WHAT YOU NEED TO DO: Quote every line below exactly as it reads.

EXTRACTED ENTRIES:
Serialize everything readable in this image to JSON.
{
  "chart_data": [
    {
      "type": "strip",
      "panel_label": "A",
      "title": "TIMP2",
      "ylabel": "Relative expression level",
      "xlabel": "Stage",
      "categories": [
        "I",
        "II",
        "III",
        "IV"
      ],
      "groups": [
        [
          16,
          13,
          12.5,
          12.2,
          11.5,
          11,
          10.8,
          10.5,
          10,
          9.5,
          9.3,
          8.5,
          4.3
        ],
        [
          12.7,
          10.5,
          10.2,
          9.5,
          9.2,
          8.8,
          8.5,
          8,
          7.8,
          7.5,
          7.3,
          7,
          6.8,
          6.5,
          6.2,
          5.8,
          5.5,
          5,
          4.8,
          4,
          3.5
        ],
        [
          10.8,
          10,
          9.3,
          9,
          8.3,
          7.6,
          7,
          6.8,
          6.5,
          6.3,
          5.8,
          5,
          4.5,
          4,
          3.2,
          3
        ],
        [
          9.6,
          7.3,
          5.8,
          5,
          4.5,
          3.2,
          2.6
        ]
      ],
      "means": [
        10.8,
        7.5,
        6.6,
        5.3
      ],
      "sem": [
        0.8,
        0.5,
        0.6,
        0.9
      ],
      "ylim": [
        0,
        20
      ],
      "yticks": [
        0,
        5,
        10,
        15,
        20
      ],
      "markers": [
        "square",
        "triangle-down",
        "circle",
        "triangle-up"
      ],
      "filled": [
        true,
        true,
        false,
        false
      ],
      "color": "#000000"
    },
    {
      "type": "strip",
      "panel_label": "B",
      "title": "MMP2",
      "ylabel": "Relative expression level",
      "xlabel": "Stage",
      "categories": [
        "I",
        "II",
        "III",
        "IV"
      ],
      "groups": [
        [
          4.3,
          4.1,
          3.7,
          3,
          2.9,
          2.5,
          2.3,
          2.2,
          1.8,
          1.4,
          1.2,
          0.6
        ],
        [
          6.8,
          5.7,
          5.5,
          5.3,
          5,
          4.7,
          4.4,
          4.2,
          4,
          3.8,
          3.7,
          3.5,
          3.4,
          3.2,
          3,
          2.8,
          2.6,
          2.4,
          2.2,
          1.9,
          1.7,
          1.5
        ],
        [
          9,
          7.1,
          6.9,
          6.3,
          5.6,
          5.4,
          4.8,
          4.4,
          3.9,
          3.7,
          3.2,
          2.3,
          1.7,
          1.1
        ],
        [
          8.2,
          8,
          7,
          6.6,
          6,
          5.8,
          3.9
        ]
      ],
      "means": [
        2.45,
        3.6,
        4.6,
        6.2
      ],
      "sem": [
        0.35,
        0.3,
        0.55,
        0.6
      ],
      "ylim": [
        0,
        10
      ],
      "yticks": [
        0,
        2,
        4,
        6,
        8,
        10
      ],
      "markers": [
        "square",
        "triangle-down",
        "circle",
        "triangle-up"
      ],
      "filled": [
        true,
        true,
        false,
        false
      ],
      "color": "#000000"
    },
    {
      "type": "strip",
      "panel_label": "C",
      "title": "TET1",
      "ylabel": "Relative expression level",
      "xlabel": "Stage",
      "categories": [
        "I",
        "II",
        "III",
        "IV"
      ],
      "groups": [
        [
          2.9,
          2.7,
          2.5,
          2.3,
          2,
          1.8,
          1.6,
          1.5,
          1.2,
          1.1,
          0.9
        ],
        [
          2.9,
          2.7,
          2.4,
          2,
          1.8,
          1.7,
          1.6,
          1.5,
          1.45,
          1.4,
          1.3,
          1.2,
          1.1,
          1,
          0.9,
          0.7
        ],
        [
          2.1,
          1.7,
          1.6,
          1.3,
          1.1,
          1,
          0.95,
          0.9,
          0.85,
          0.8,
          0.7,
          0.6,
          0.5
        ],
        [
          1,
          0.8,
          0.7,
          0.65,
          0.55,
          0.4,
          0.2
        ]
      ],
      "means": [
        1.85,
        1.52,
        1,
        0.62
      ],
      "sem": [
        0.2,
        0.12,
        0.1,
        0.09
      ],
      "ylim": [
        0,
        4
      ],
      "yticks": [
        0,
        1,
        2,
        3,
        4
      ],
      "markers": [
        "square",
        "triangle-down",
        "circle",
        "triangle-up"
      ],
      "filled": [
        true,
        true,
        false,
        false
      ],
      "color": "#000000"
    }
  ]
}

RESULT FOR THIS EXERCISE:
Serialize everything readable in this image to JSON.
{
  "chart_data": [
    {
      "type": "strip",
      "panel_label": "A",
      "title": "TIMP2",
      "ylabel": "Relative expression level",
      "xlabel": "Stage",
      "categories": [
        "I",
        "II",
        "III",
        "IV"
      ],
      "groups": [
        [
          16,
          13,
          12.5,
          12.2,
          11.5,
          11,
          10.8,
          10.5,
          10,
          9.5,
          9.3,
          8.5,
          4.3
        ],
        [
          12.7,
          10.5,
          10.2,
          9.5,
          9.2,
          8.8,
          8.5,
          8,
          7.8,
          7.5,
          7.3,
          7,
          6.8,
          6.5,
          6.2,
          5.8,
          5.5,
          5,
          4.8,
          4,
          3.5
        ],
        [
          10.8,
          10,
          9.3,
          9,
          8.3,
          7.6,
          7,
          6.8,
          6.5,
          6.3,
          5.8,
          5,
          4.5,
          4,
          3.2,
          3
        ],
        [
          9.6,
          7.3,
          5.8,
          5,
          4.5,
          3.2,
          2.6
        ]
      ],
      "means": [
        10.8,
        7.5,
        6.6,
        5.3
      ],
      "sem": [
        0.8,
        0.5,
        0.6,
        0.9
      ],
      "ylim": [
        0,
        20
      ],
      "yticks": [
        0,
        5,
        10,
        15,
        20
      ],
      "markers": [
        "square",
        "triangle-down",
        "circle",
        "triangle-up"
      ],
      "filled": [
        true,
        true,
        false,
        false
      ],
      "color": "#000000"
    },
    {
      "type": "strip",
      "panel_label": "B",
      "title": "MMP2",
      "ylabel": "Relative expression level",
      "xlabel": "Stage",
      "categories": [
        "I",
        "II",
        "III",
        "IV"
      ],
      "groups": [
        [
          4.3,
          4.1,
          3.7,
          3,
          2.9,
          2.5,
          2.3,
          2.2,
          1.8,
          1.4,
          1.2,
          0.6
        ],
        [
          6.8,
          5.7,
          5.5,
          5.3,
          5,
          4.7,
          4.4,
          4.2,
          4,
          3.8,
          3.7,
          3.5,
          3.4,
          3.2,
          3,
          2.8,
          2.6,
          2.4,
          2.2,
          1.9,
          1.7,
          1.5
        ],
        [
          9,
          7.1,
          6.9,
          6.3,
          5.6,
          5.4,
          4.8,
          4.4,
          3.9,
          3.7,
          3.2,
          2.3,
          1.7,
          1.1
        ],
        [
          8.2,
          8,
          7,
          6.6,
          6,
          5.8,
          3.9
        ]
      ],
      "means": [
        2.45,
        3.6,
        4.6,
        6.2
      ],
      "sem": [
        0.35,
        0.3,
        0.55,
        0.6
      ],
      "ylim": [
        0,
        10
      ],
      "yticks": [
        0,
        2,
        4,
        6,
        8,
        10
      ],
      "markers": [
        "square",
        "triangle-down",
        "circle",
        "triangle-up"
      ],
      "filled": [
        true,
        true,
        false,
        false
      ],
      "color": "#000000"
    },
    {
      "type": "strip",
      "panel_label": "C",
      "title": "TET1",
      "ylabel": "Relative expression level",
      "xlabel": "Stage",
      "categories": [
        "I",
        "II",
        "III",
        "IV"
      ],
      "groups": [
        [
          2.9,
          2.7,
          2.5,
          2.3,
          2,
          1.8,
          1.6,
          1.5,
          1.2,
          1.1,
          0.9
        ],
        [
          2.9,
          2.7,
          2.4,
          2,
          1.8,
          1.7,
          1.6,
          1.5,
          1.45,
          1.4,
          1.3,
          1.2,
          1.1,
          1,
          0.9,
          0.7
        ],
        [
          2.1,
          1.7,
          1.6,
          1.3,
          1.1,
          1,
          0.95,
          0.9,
          0.85,
          0.8,
          0.7,
          0.6,
          0.5
        ],
        [
          1,
          0.8,
          0.7,
          0.65,
          0.55,
          0.4,
          0.2
        ]
      ],
      "means": [
        1.85,
        1.52,
        1,
        0.62
      ],
      "sem": [
        0.2,
        0.12,
        0.1,
        0.09
      ],
      "ylim": [
        0,
        4
      ],
      "yticks": [
        0,
        1,
        2,
        3,
        4
      ],
      "markers": [
        "square",
        "triangle-down",
        "circle",
        "triangle-up"
      ],
      "filled": [
        true,
        true,
        false,
        false
      ],
      "color": "#000000"
    }
  ]
}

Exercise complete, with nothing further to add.